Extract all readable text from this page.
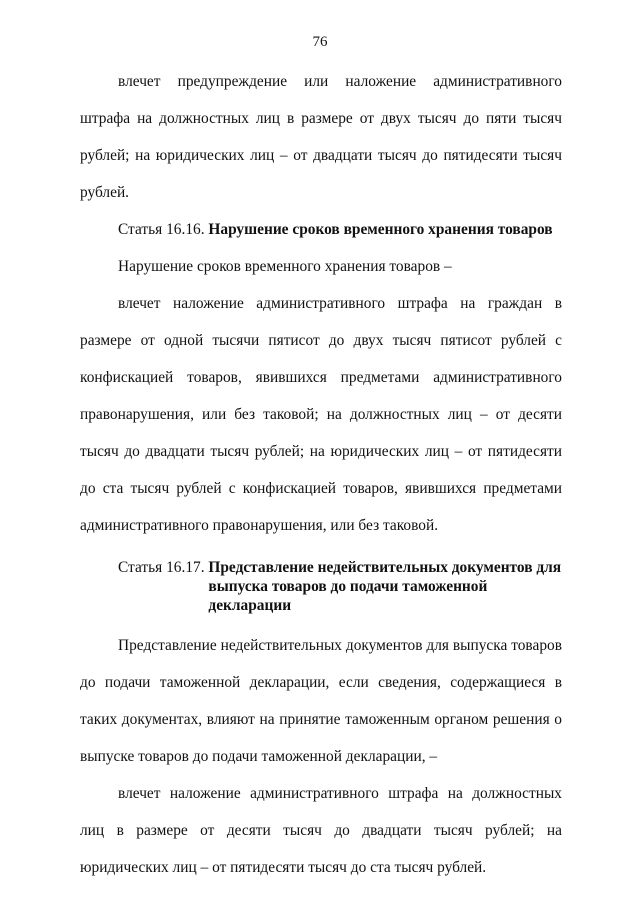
76

влечет предупреждение или наложение административного штрафа на должностных лиц в размере от двух тысяч до пяти тысяч рублей; на юридических лиц – от двадцати тысяч до пятидесяти тысяч рублей.

Статья 16.16. Нарушение сроков временного хранения товаров

Нарушение сроков временного хранения товаров –

влечет наложение административного штрафа на граждан в размере от одной тысячи пятисот до двух тысяч пятисот рублей с конфискацией товаров, явившихся предметами административного правонарушения, или без таковой; на должностных лиц – от десяти тысяч до двадцати тысяч рублей; на юридических лиц – от пятидесяти до ста тысяч рублей с конфискацией товаров, явившихся предметами административного правонарушения, или без таковой.

Статья 16.17. Представление недействительных документов для выпуска товаров до подачи таможенной декларации

Представление недействительных документов для выпуска товаров до подачи таможенной декларации, если сведения, содержащиеся в таких документах, влияют на принятие таможенным органом решения о выпуске товаров до подачи таможенной декларации, –

влечет наложение административного штрафа на должностных лиц в размере от десяти тысяч до двадцати тысяч рублей; на юридических лиц – от пятидесяти тысяч до ста тысяч рублей.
----
Extract, from the material above, each line holding the word "недействительных".

Статья 16.17. Представление недействительных документов для выпуска товаров до подачи таможенной декларации
Представление недействительных документов для выпуска товаров до подачи таможенной декларации, если сведения, содержащиеся в таких документах, влияют на принятие таможенным органом решения о выпуске товаров до подачи таможенной декларации, –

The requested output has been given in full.